## THE EXERCISE
In the piece below on India-Russia ties, besides a stack of agreements to sign, what two things are given as reasons Putin touched down in New Delhi?
--- begin PASSAGE GIVEN ---
By Sushil Kutty
India-Russia ties are an extension of the Indo-Soviet bonhomie that lasted several decades, nurtured by successive leaders of both countries. The break-up of the Soviet Union and the emergence of Russia did not weaken the ties. The changes were more in India’s relationship with the United States. So much so, there is debate nowadays whether India leans more towards the United States or tilts the extra bit towards Russia?
Media reports ahead of the 21st India-Russia Annual Summit spoke of the “historical significance” of the Modi-Putin meeting and why Putin made the India halt on his way to a meeting with US President Joe Biden. Indian so-called “geo-strategists” could not stop talking of the importance of Putin taking time to meet Modi before he met President Joe Biden.
To them, it spoke of Modi’s standing in the world. But to be fair to Joe Biden and Vladimir Putin, the Russian President did not make the India stopover on his way to meet Biden because he had to hug Modi and draw strength from him to take on Biden. Putin touched down in New Delhi because there were a stack of agreements to sign—and there was the S-400 and the AK-203.
And the optics also spoke. At the end of their one-on-one, when Putin bid goodbye and drove away, Modi couldn’t take his wistful eyes off the limousine. The world knows Modi values his meetings with world leaders. It would do well, however, if Modi acknowledged the contributions of successive Congress governments in cementing India-Russia ties, beginning with when there was the Soviet Union, and then Russia—beginning with Jawaharlal Nehru, then Lal Bahadur Shastri and, then, Indira Gandhi.
In the ‘Great Game’ played by the world’s great powers, both Modi and India are late entrants, though it will be a fair bet to say that India has “arrived” and part of the credit goes to Modi. Then again, Narendra Modi’s ascendancy on the world stage is an adjunct to Chinese President Xi Jinping setting his eyes on taking China to the role of sole superpower. History will remember Modi as a contemporary of ‘Xi the Great’, not the other way round.
Which brings us to the Modi-Putin meeting. There are always positive vibes whenever India and Russia talk. The vibes go back to the Soviet era. Even when India was non-aligned, India was a friend of the Russians. The US had chosen its ally in the subcontinent, Pakistan.
--- end PASSAGE GIVEN ---
--- begin STORED ROWS ---
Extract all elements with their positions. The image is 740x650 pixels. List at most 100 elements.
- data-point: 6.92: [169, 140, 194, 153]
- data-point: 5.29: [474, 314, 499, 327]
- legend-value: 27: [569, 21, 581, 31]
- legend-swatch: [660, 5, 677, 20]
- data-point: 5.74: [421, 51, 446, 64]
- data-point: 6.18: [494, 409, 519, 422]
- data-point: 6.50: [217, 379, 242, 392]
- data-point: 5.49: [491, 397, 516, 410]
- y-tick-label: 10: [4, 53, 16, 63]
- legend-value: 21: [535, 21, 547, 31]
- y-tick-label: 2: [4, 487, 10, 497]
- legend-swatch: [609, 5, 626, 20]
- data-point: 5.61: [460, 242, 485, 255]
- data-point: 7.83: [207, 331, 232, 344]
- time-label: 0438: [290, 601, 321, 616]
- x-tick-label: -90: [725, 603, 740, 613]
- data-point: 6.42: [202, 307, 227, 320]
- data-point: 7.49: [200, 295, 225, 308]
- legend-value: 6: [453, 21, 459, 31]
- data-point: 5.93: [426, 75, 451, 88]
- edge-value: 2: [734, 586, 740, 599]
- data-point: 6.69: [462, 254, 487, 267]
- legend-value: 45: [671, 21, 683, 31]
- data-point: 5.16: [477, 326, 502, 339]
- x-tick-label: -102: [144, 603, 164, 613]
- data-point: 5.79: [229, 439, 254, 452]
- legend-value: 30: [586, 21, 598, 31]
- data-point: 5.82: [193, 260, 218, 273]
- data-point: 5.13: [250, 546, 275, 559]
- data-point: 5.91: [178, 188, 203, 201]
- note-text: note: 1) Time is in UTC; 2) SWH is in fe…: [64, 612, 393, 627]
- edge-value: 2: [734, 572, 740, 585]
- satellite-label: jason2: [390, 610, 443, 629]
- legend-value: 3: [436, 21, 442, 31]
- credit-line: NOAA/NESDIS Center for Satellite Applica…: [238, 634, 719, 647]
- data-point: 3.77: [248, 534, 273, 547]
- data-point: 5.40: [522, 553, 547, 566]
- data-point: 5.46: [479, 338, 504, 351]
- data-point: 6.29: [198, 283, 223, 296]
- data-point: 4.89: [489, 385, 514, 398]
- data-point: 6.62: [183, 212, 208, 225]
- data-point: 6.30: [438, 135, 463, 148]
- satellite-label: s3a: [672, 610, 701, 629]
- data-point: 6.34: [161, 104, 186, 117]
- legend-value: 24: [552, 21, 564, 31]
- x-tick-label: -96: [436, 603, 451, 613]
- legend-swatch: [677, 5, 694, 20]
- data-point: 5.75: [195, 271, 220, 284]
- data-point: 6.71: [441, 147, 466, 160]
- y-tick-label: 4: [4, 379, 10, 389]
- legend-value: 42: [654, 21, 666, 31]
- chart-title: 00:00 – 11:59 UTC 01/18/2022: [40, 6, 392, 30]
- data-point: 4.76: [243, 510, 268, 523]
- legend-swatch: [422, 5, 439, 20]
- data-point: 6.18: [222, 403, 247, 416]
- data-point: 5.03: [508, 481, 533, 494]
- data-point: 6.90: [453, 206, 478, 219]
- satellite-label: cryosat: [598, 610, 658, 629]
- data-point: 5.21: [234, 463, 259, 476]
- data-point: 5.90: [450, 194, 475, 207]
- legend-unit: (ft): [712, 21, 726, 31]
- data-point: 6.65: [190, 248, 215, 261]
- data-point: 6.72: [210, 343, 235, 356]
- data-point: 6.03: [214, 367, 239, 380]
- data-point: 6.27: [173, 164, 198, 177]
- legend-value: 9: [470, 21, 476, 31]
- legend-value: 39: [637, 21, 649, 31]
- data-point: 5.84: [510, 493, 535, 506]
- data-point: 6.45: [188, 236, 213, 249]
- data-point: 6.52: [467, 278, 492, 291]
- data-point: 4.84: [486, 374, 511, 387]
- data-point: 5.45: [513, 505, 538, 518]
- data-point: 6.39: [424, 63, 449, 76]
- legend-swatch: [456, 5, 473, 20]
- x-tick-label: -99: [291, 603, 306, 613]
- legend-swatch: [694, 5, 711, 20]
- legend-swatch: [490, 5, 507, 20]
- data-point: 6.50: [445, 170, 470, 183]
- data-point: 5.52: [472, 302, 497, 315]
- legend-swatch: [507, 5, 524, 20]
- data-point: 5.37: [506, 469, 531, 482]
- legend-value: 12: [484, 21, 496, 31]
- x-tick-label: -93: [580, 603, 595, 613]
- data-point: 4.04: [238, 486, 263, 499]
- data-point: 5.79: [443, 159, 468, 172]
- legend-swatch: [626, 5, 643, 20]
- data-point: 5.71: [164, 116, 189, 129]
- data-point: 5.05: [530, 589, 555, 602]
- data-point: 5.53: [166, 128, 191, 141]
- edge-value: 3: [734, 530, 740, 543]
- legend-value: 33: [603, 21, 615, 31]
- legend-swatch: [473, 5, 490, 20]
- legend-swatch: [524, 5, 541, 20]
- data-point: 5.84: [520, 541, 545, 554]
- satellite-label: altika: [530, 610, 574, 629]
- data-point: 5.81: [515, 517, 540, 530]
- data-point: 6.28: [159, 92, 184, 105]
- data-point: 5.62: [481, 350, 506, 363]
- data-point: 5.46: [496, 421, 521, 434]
--- end STORED ROWS ---
## WRITTEN RESPONSE
The S-400 and the AK-203.